* Directions for this task
Which lines hold the word "JSON"? Show each of them.

* Information supplied
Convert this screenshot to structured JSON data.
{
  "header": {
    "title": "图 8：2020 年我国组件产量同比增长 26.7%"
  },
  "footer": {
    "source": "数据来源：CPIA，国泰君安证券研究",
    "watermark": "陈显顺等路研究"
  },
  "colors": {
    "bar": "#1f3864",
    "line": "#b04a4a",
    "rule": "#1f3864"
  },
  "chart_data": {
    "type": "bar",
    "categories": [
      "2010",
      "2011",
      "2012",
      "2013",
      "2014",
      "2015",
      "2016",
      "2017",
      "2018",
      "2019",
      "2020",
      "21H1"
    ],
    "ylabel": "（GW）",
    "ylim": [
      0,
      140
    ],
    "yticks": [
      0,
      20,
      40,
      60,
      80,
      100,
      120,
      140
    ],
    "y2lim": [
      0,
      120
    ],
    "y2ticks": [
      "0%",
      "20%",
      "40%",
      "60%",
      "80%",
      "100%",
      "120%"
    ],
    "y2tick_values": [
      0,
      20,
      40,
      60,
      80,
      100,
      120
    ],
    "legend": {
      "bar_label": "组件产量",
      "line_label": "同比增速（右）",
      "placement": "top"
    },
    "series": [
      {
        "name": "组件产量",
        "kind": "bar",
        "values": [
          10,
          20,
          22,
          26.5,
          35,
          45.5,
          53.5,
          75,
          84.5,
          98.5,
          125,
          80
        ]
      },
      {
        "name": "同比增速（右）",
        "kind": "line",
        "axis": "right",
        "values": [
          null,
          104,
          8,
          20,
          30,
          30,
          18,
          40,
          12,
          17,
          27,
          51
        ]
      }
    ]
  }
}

---

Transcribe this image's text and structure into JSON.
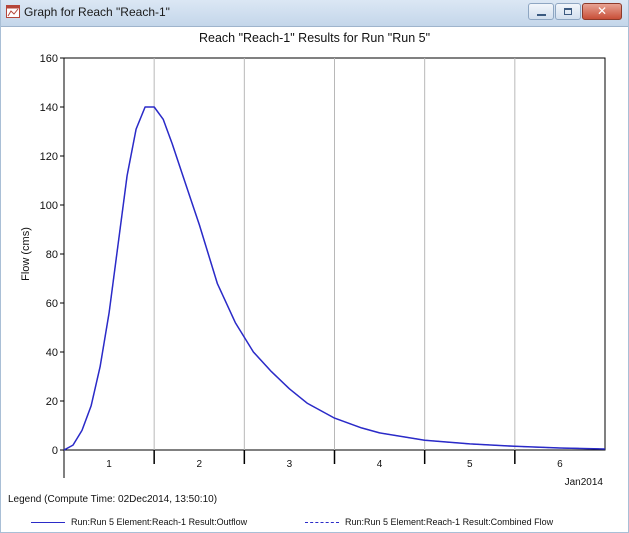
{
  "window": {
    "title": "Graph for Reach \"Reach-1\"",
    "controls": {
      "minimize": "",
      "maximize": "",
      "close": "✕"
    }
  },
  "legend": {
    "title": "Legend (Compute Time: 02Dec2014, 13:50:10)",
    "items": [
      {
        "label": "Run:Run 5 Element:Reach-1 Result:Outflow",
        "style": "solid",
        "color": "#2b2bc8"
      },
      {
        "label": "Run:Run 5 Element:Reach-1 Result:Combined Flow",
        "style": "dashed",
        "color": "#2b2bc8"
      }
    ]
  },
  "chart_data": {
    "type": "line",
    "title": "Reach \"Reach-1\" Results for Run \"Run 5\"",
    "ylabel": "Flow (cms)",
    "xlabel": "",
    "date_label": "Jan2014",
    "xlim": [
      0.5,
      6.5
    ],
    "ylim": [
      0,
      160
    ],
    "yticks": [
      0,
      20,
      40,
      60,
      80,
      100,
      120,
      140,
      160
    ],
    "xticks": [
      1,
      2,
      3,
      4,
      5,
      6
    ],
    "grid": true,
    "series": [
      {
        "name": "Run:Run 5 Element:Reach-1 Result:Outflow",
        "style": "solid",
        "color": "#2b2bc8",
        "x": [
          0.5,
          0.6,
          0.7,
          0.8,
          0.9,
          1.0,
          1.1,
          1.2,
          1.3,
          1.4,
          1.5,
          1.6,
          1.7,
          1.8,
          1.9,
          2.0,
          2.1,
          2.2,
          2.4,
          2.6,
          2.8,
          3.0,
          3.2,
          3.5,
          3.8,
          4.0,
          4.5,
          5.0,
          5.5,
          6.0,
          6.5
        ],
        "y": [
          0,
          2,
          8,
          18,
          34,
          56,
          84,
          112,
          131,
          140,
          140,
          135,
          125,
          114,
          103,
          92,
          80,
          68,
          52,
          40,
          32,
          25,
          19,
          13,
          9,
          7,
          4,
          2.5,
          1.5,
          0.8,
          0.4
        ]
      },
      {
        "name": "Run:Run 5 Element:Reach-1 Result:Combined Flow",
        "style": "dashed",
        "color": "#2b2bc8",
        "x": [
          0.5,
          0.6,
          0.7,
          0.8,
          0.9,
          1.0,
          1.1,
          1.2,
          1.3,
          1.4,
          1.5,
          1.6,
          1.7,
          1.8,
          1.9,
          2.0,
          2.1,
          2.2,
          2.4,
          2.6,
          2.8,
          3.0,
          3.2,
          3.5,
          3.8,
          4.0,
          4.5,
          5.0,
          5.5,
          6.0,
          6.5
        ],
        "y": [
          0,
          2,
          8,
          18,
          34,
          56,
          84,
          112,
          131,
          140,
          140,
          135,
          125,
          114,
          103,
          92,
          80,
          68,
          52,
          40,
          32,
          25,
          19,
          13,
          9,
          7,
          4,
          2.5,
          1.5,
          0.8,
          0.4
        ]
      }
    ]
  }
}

* Response below
Convert this screenshot to structured JSON data.
Transcribe this image's text and structure into JSON.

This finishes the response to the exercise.